-- START Record list --

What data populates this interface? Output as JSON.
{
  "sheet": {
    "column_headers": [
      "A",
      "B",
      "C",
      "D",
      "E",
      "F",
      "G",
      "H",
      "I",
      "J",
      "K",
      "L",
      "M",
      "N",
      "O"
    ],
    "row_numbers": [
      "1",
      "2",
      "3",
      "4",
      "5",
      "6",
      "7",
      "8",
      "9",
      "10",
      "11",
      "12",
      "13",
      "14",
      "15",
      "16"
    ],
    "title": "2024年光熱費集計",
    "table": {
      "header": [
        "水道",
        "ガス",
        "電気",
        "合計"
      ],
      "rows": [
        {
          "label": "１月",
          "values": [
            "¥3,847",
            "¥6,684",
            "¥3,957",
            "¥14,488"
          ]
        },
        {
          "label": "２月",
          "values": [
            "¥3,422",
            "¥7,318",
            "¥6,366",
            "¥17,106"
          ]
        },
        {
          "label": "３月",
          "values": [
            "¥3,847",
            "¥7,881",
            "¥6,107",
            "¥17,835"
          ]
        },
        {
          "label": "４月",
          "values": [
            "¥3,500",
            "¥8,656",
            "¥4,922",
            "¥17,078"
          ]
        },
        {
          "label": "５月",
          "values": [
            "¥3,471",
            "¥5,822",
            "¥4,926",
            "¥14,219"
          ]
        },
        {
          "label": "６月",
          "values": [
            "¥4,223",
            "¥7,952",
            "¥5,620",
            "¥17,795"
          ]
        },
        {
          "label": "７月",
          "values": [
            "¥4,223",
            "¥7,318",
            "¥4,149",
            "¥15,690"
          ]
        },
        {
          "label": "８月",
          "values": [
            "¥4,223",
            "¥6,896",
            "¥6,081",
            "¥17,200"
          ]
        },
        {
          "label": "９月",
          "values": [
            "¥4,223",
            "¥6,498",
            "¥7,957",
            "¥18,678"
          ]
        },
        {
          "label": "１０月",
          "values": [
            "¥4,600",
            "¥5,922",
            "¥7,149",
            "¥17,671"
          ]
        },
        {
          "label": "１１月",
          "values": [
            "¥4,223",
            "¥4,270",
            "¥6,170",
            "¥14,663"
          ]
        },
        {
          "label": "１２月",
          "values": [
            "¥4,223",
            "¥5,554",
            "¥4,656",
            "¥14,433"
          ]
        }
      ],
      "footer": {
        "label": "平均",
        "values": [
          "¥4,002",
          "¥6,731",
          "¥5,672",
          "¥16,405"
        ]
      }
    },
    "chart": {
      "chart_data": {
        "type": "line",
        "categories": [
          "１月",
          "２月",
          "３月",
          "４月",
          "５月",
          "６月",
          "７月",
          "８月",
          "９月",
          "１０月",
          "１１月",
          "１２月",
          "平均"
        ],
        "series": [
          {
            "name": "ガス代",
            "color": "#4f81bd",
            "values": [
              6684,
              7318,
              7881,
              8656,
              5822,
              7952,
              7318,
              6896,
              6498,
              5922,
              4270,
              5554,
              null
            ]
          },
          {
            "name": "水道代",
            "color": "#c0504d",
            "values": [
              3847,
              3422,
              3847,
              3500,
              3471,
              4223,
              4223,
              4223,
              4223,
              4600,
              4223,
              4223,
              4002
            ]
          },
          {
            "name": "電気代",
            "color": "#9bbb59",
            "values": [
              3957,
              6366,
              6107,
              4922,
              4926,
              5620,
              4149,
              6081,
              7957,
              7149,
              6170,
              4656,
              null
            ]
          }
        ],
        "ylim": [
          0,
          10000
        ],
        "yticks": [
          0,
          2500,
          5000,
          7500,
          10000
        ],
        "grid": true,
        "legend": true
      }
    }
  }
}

-- END Record list --

### [To do]
Copy out all of the records above with nothing altered.

### [Output for this exercise]
What data populates this interface? Output as JSON.
{
  "sheet": {
    "column_headers": [
      "A",
      "B",
      "C",
      "D",
      "E",
      "F",
      "G",
      "H",
      "I",
      "J",
      "K",
      "L",
      "M",
      "N",
      "O"
    ],
    "row_numbers": [
      "1",
      "2",
      "3",
      "4",
      "5",
      "6",
      "7",
      "8",
      "9",
      "10",
      "11",
      "12",
      "13",
      "14",
      "15",
      "16"
    ],
    "title": "2024年光熱費集計",
    "table": {
      "header": [
        "水道",
        "ガス",
        "電気",
        "合計"
      ],
      "rows": [
        {
          "label": "１月",
          "values": [
            "¥3,847",
            "¥6,684",
            "¥3,957",
            "¥14,488"
          ]
        },
        {
          "label": "２月",
          "values": [
            "¥3,422",
            "¥7,318",
            "¥6,366",
            "¥17,106"
          ]
        },
        {
          "label": "３月",
          "values": [
            "¥3,847",
            "¥7,881",
            "¥6,107",
            "¥17,835"
          ]
        },
        {
          "label": "４月",
          "values": [
            "¥3,500",
            "¥8,656",
            "¥4,922",
            "¥17,078"
          ]
        },
        {
          "label": "５月",
          "values": [
            "¥3,471",
            "¥5,822",
            "¥4,926",
            "¥14,219"
          ]
        },
        {
          "label": "６月",
          "values": [
            "¥4,223",
            "¥7,952",
            "¥5,620",
            "¥17,795"
          ]
        },
        {
          "label": "７月",
          "values": [
            "¥4,223",
            "¥7,318",
            "¥4,149",
            "¥15,690"
          ]
        },
        {
          "label": "８月",
          "values": [
            "¥4,223",
            "¥6,896",
            "¥6,081",
            "¥17,200"
          ]
        },
        {
          "label": "９月",
          "values": [
            "¥4,223",
            "¥6,498",
            "¥7,957",
            "¥18,678"
          ]
        },
        {
          "label": "１０月",
          "values": [
            "¥4,600",
            "¥5,922",
            "¥7,149",
            "¥17,671"
          ]
        },
        {
          "label": "１１月",
          "values": [
            "¥4,223",
            "¥4,270",
            "¥6,170",
            "¥14,663"
          ]
        },
        {
          "label": "１２月",
          "values": [
            "¥4,223",
            "¥5,554",
            "¥4,656",
            "¥14,433"
          ]
        }
      ],
      "footer": {
        "label": "平均",
        "values": [
          "¥4,002",
          "¥6,731",
          "¥5,672",
          "¥16,405"
        ]
      }
    },
    "chart": {
      "chart_data": {
        "type": "line",
        "categories": [
          "１月",
          "２月",
          "３月",
          "４月",
          "５月",
          "６月",
          "７月",
          "８月",
          "９月",
          "１０月",
          "１１月",
          "１２月",
          "平均"
        ],
        "series": [
          {
            "name": "ガス代",
            "color": "#4f81bd",
            "values": [
              6684,
              7318,
              7881,
              8656,
              5822,
              7952,
              7318,
              6896,
              6498,
              5922,
              4270,
              5554,
              null
            ]
          },
          {
            "name": "水道代",
            "color": "#c0504d",
            "values": [
              3847,
              3422,
              3847,
              3500,
              3471,
              4223,
              4223,
              4223,
              4223,
              4600,
              4223,
              4223,
              4002
            ]
          },
          {
            "name": "電気代",
            "color": "#9bbb59",
            "values": [
              3957,
              6366,
              6107,
              4922,
              4926,
              5620,
              4149,
              6081,
              7957,
              7149,
              6170,
              4656,
              null
            ]
          }
        ],
        "ylim": [
          0,
          10000
        ],
        "yticks": [
          0,
          2500,
          5000,
          7500,
          10000
        ],
        "grid": true,
        "legend": true
      }
    }
  }
}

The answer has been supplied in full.